TEXT EXCERPT >>
:::::
June 30, 2015

The Indelible Mark of Francis Thompson

by Rich Aarstad, Senior Archivist

Montana Historical Society librarian Laura E. Howey sat down on October 31, 1899 to read a letter she had received regarding Francis Thompson, one-time Montana pioneer who spent a brief three years in the goldfields of the West.  Recent Montana newspapers had published obituaries for Thompson prompting her to write to his heirs in hopes of acquiring any letters, diaries, or other records of his time in Montana.  To her surprise the letter opened, "Your kind letter addressed to the 'Heirs of Francis M. Thompson' I have received in person.  As long as the Montana papers say nothing but good of me it is rather interesting to read their obituary notices, but should the case be reversed, I should prefer that they let me continue my allotted time."  One can almost hear the amusement in his voice when he penned his response, but then everything about Montana charmed Thompson from his very first arrival in 1862 until his death in 1916.
:::::
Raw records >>
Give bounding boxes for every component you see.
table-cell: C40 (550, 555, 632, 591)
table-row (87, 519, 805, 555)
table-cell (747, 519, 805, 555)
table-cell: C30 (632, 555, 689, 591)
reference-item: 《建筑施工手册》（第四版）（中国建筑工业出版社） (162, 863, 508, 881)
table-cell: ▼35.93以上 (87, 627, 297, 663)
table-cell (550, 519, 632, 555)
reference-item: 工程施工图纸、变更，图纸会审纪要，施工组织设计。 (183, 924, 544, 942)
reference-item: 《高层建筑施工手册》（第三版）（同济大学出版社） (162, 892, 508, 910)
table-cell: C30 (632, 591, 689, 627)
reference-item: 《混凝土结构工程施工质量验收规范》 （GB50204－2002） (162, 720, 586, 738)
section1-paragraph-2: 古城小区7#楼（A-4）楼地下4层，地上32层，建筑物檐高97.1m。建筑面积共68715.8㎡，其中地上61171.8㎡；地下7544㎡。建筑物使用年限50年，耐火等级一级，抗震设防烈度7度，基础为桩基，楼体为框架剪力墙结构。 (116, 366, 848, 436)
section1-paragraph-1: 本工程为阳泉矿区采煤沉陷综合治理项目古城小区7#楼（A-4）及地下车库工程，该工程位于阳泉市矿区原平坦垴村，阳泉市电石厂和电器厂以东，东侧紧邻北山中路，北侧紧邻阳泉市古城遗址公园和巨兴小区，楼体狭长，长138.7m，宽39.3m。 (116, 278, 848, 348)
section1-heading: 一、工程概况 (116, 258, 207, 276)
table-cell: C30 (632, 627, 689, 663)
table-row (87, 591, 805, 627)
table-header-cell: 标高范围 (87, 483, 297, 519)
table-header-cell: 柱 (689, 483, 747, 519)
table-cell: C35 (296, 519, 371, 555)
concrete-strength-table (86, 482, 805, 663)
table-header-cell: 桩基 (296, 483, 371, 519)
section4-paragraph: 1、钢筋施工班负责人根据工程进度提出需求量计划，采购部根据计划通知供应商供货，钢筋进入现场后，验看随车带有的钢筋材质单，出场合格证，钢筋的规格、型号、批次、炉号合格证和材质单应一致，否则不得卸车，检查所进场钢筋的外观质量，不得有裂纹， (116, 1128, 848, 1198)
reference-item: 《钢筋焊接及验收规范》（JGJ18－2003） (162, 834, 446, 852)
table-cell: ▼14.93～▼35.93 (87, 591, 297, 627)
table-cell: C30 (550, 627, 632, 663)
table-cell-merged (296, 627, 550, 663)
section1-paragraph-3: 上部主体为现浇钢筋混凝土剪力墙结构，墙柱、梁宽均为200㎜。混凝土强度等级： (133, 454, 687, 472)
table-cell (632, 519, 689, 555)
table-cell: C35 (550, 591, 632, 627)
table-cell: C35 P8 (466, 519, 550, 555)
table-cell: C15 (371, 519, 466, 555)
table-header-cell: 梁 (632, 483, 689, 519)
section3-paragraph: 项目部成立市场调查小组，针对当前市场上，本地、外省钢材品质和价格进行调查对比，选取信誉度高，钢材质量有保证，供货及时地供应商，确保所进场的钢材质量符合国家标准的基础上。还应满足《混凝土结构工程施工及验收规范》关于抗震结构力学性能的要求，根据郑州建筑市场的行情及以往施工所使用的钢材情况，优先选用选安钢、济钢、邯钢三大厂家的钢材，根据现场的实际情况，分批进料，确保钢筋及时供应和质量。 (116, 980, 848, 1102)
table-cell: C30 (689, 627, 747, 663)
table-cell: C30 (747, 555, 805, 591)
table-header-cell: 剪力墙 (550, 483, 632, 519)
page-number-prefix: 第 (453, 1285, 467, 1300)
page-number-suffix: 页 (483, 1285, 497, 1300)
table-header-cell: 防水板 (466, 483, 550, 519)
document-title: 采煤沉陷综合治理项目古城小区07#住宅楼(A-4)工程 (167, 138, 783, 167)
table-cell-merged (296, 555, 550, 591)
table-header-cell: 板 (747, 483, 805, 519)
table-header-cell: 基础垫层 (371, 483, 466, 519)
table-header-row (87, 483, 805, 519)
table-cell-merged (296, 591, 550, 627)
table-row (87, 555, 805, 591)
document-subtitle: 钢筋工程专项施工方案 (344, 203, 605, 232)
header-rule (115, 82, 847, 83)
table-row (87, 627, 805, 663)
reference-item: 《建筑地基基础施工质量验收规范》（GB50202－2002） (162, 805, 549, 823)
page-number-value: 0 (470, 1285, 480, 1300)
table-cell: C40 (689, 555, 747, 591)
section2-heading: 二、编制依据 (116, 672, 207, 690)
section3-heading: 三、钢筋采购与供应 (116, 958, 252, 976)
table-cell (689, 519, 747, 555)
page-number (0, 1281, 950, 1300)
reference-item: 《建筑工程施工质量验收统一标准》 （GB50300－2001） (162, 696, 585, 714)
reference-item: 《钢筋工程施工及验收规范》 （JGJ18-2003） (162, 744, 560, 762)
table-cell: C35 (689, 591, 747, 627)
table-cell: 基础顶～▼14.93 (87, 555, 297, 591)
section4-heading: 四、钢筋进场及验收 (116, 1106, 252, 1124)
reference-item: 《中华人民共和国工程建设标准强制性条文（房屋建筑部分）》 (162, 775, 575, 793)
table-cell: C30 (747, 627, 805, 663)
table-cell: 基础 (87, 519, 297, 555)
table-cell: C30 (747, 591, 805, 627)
:::::
STATED GOAL 1 >> According to the article on Francis Thompson, what did Laura E. Howey hope to acquire when she wrote to his heirs?
STATED GOAL 2 >> Continue the article on Francis Thompson from the point where it stops.

TASK ANSWER 1 >> She hoped to acquire any letters, diaries, or other records of his time in Montana.

TASK ANSWER 2 >>
Francis M. Thompson
MHS Photo Archives 945-291

Perhaps no single pioneer left such a lasting mark on Montana as Francis M. Thompson.  Born in Colrain, MA on October 16, 1833 to John and Elvira (Adams) Thompson, he attended Science Hill Select School and Williston Seminary in Massachusetts.  At the age of 23, Francis made his way to Cincinnati, Ohio and began a career in banking.  Six years later, feeling restless and less than inspired about joining the Union Army, he departed for the goldfields of the territories to make his fortune. On his arrival at Fort Benton, then a part of Dakota Territory, Thompson made the acquaintance of the Vail family who traveled west to operate the Government Farm at Sun River crossing.  Traveling with them was Electa Bryan, the sister of Mrs. Martha Vail.  A year later Thompson fulfilled the duties of bride's maid for Electa Bryan who married Henry Plummer, the notorious sheriff of Bannack City.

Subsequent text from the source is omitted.